> _WHAT YOU HAVE TO DO_:
Repeat every line below exactly, word for word.
----
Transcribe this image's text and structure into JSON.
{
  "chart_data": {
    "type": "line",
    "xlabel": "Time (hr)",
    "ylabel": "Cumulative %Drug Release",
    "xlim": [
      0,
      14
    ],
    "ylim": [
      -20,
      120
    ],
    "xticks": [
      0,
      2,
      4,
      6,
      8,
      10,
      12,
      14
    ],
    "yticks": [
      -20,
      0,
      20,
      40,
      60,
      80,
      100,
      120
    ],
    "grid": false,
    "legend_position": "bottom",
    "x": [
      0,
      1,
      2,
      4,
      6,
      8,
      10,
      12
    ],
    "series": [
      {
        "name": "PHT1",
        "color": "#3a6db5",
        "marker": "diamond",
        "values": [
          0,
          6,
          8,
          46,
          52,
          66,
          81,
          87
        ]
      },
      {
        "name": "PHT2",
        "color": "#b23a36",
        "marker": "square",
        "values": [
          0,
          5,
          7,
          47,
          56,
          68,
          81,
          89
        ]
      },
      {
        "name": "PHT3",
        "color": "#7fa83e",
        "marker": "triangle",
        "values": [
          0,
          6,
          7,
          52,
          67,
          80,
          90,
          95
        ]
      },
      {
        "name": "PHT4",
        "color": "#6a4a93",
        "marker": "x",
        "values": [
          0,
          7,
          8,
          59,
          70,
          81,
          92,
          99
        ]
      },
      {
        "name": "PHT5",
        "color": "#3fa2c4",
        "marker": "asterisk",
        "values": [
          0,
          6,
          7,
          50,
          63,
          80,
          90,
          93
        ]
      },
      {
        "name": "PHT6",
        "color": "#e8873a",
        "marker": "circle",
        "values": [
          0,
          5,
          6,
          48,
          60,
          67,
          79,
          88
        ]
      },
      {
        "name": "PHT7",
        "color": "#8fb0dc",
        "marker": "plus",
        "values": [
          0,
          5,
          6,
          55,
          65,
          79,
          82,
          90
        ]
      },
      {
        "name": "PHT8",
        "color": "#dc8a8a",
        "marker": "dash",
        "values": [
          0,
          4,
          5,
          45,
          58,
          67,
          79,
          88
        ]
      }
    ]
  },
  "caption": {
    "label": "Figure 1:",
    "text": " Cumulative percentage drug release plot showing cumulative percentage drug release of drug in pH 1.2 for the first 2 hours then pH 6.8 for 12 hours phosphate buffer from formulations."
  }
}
----
> _EXERCISE RESULT_:
Transcribe this image's text and structure into JSON.
{
  "chart_data": {
    "type": "line",
    "xlabel": "Time (hr)",
    "ylabel": "Cumulative %Drug Release",
    "xlim": [
      0,
      14
    ],
    "ylim": [
      -20,
      120
    ],
    "xticks": [
      0,
      2,
      4,
      6,
      8,
      10,
      12,
      14
    ],
    "yticks": [
      -20,
      0,
      20,
      40,
      60,
      80,
      100,
      120
    ],
    "grid": false,
    "legend_position": "bottom",
    "x": [
      0,
      1,
      2,
      4,
      6,
      8,
      10,
      12
    ],
    "series": [
      {
        "name": "PHT1",
        "color": "#3a6db5",
        "marker": "diamond",
        "values": [
          0,
          6,
          8,
          46,
          52,
          66,
          81,
          87
        ]
      },
      {
        "name": "PHT2",
        "color": "#b23a36",
        "marker": "square",
        "values": [
          0,
          5,
          7,
          47,
          56,
          68,
          81,
          89
        ]
      },
      {
        "name": "PHT3",
        "color": "#7fa83e",
        "marker": "triangle",
        "values": [
          0,
          6,
          7,
          52,
          67,
          80,
          90,
          95
        ]
      },
      {
        "name": "PHT4",
        "color": "#6a4a93",
        "marker": "x",
        "values": [
          0,
          7,
          8,
          59,
          70,
          81,
          92,
          99
        ]
      },
      {
        "name": "PHT5",
        "color": "#3fa2c4",
        "marker": "asterisk",
        "values": [
          0,
          6,
          7,
          50,
          63,
          80,
          90,
          93
        ]
      },
      {
        "name": "PHT6",
        "color": "#e8873a",
        "marker": "circle",
        "values": [
          0,
          5,
          6,
          48,
          60,
          67,
          79,
          88
        ]
      },
      {
        "name": "PHT7",
        "color": "#8fb0dc",
        "marker": "plus",
        "values": [
          0,
          5,
          6,
          55,
          65,
          79,
          82,
          90
        ]
      },
      {
        "name": "PHT8",
        "color": "#dc8a8a",
        "marker": "dash",
        "values": [
          0,
          4,
          5,
          45,
          58,
          67,
          79,
          88
        ]
      }
    ]
  },
  "caption": {
    "label": "Figure 1:",
    "text": " Cumulative percentage drug release plot showing cumulative percentage drug release of drug in pH 1.2 for the first 2 hours then pH 6.8 for 12 hours phosphate buffer from formulations."
  }
}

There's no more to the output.